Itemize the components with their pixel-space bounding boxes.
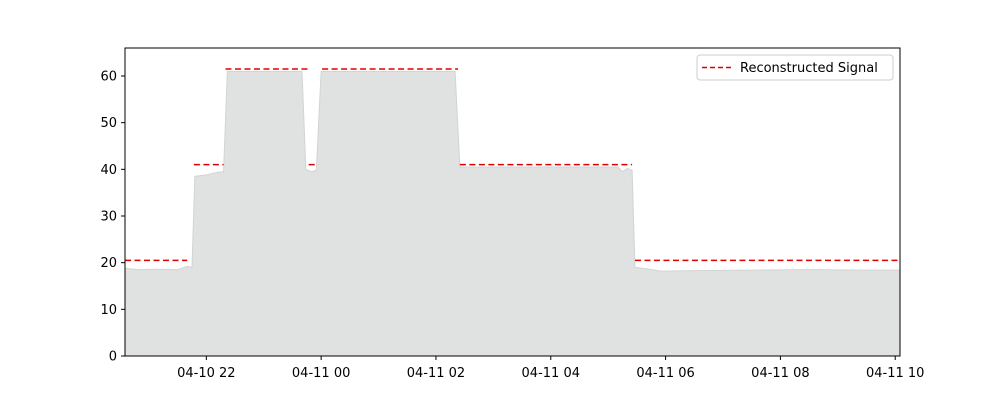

-.-.-

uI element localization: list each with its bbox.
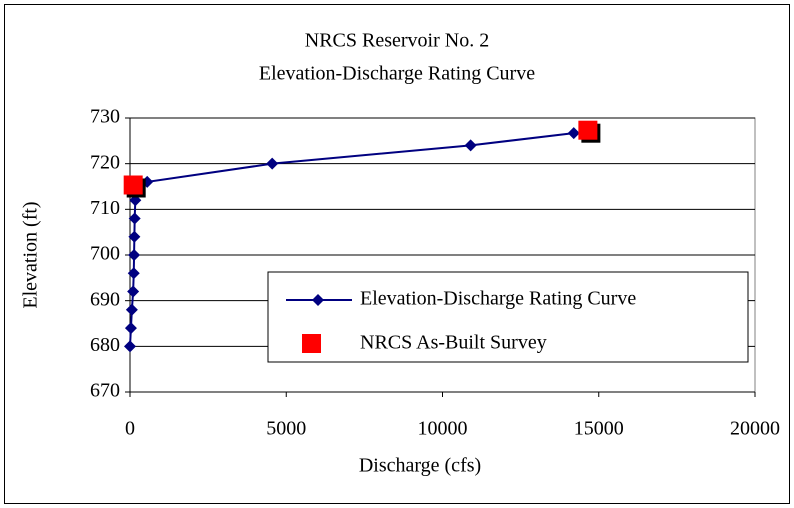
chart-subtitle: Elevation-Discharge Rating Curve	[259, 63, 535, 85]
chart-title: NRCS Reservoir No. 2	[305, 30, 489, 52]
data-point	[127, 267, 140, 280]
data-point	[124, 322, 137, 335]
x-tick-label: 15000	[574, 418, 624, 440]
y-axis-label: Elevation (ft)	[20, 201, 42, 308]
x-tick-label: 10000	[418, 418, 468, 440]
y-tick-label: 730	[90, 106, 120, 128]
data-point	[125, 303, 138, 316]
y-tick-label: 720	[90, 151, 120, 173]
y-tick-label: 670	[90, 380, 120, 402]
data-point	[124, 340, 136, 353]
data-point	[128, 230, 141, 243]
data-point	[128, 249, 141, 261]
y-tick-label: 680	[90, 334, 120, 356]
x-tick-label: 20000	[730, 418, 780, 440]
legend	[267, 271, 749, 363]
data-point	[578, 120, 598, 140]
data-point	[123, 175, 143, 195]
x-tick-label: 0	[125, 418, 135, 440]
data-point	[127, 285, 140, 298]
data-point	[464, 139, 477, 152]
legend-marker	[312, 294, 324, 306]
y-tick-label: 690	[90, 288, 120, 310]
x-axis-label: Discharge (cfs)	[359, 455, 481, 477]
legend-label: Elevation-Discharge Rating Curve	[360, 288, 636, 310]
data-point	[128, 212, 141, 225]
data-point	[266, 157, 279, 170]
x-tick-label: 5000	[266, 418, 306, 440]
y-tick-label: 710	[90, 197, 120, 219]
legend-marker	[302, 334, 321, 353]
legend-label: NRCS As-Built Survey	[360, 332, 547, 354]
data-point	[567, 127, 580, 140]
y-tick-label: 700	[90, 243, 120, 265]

-.-.-

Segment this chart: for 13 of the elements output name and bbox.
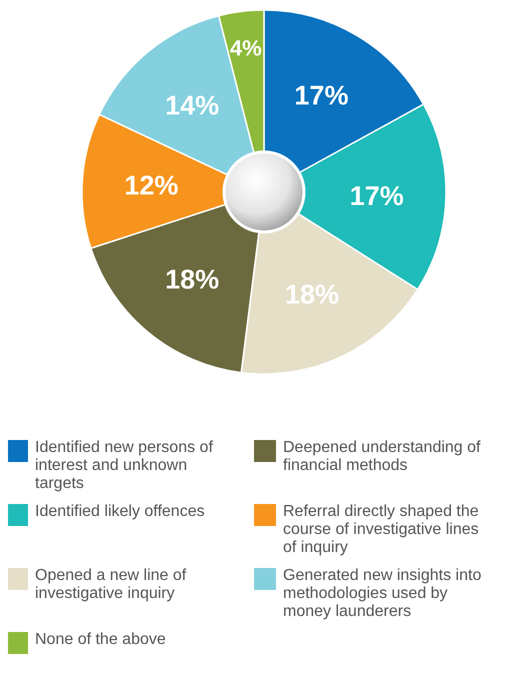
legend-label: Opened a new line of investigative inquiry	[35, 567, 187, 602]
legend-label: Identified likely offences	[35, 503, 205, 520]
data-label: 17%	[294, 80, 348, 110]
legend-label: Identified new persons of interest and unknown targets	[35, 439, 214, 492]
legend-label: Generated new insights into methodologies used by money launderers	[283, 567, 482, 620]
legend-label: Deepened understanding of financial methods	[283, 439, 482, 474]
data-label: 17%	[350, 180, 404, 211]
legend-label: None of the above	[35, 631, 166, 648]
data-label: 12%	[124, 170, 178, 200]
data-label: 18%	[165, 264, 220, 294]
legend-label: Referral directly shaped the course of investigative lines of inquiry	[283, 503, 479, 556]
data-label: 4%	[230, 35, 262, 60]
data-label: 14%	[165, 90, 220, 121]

-.-.-

* **THE REQUEST**:
Reproduce the data word for word, starting at the line that contains "Segment this chart: for" and ending at the line that contains "90, 220, 121]", with both of those lines included. Leave the pictures out of your copy.

* **FINISHED EXERCISE**:
Segment this chart: for 13 of the elements output name and bbox.
legend-label: Opened a new line of investigative inquiry	[35, 567, 187, 602]
legend-label: Identified likely offences	[35, 503, 205, 520]
data-label: 17%	[294, 80, 348, 110]
legend-label: Identified new persons of interest and unknown targets	[35, 439, 214, 492]
legend-label: Generated new insights into methodologies used by money launderers	[283, 567, 482, 620]
legend-label: Deepened understanding of financial methods	[283, 439, 482, 474]
data-label: 17%	[350, 180, 404, 211]
legend-label: None of the above	[35, 631, 166, 648]
data-label: 12%	[124, 170, 178, 200]
data-label: 18%	[165, 264, 220, 294]
legend-label: Referral directly shaped the course of investigative lines of inquiry	[283, 503, 479, 556]
data-label: 4%	[230, 35, 262, 60]
data-label: 14%	[165, 90, 220, 121]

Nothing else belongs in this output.